======== Entries provided

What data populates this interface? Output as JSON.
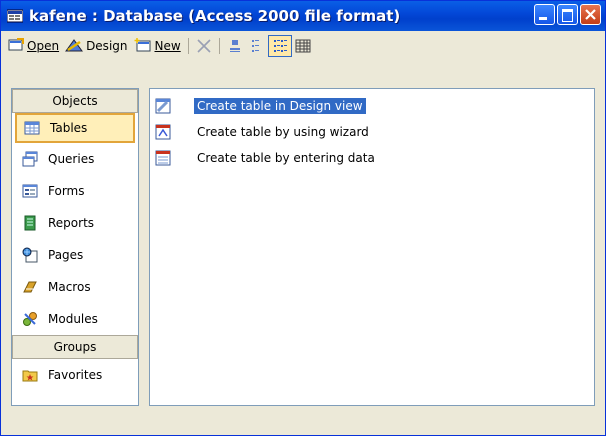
{
  "window": {
    "title": "kafene : Database (Access 2000 file format)"
  },
  "toolbar": {
    "open_label": "Open",
    "design_label": "Design",
    "new_label": "New"
  },
  "objects_panel": {
    "objects_header": "Objects",
    "items": [
      {
        "label": "Tables",
        "icon": "tables-icon",
        "selected": true
      },
      {
        "label": "Queries",
        "icon": "queries-icon",
        "selected": false
      },
      {
        "label": "Forms",
        "icon": "forms-icon",
        "selected": false
      },
      {
        "label": "Reports",
        "icon": "reports-icon",
        "selected": false
      },
      {
        "label": "Pages",
        "icon": "pages-icon",
        "selected": false
      },
      {
        "label": "Macros",
        "icon": "macros-icon",
        "selected": false
      },
      {
        "label": "Modules",
        "icon": "modules-icon",
        "selected": false
      }
    ],
    "groups_header": "Groups",
    "groups": [
      {
        "label": "Favorites",
        "icon": "favorites-icon"
      }
    ]
  },
  "main_list": {
    "items": [
      {
        "label": "Create table in Design view",
        "selected": true
      },
      {
        "label": "Create table by using wizard",
        "selected": false
      },
      {
        "label": "Create table by entering data",
        "selected": false
      }
    ]
  },
  "colors": {
    "titlebar": "#0348d8",
    "selection": "#316ac5",
    "panel_highlight": "#ffefb9"
  }
}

================

All records must be output exactly as they are, except for the pictures, which are left out.

§ **Response below**:
What data populates this interface? Output as JSON.
{
  "window": {
    "title": "kafene : Database (Access 2000 file format)"
  },
  "toolbar": {
    "open_label": "Open",
    "design_label": "Design",
    "new_label": "New"
  },
  "objects_panel": {
    "objects_header": "Objects",
    "items": [
      {
        "label": "Tables",
        "icon": "tables-icon",
        "selected": true
      },
      {
        "label": "Queries",
        "icon": "queries-icon",
        "selected": false
      },
      {
        "label": "Forms",
        "icon": "forms-icon",
        "selected": false
      },
      {
        "label": "Reports",
        "icon": "reports-icon",
        "selected": false
      },
      {
        "label": "Pages",
        "icon": "pages-icon",
        "selected": false
      },
      {
        "label": "Macros",
        "icon": "macros-icon",
        "selected": false
      },
      {
        "label": "Modules",
        "icon": "modules-icon",
        "selected": false
      }
    ],
    "groups_header": "Groups",
    "groups": [
      {
        "label": "Favorites",
        "icon": "favorites-icon"
      }
    ]
  },
  "main_list": {
    "items": [
      {
        "label": "Create table in Design view",
        "selected": true
      },
      {
        "label": "Create table by using wizard",
        "selected": false
      },
      {
        "label": "Create table by entering data",
        "selected": false
      }
    ]
  },
  "colors": {
    "titlebar": "#0348d8",
    "selection": "#316ac5",
    "panel_highlight": "#ffefb9"
  }
}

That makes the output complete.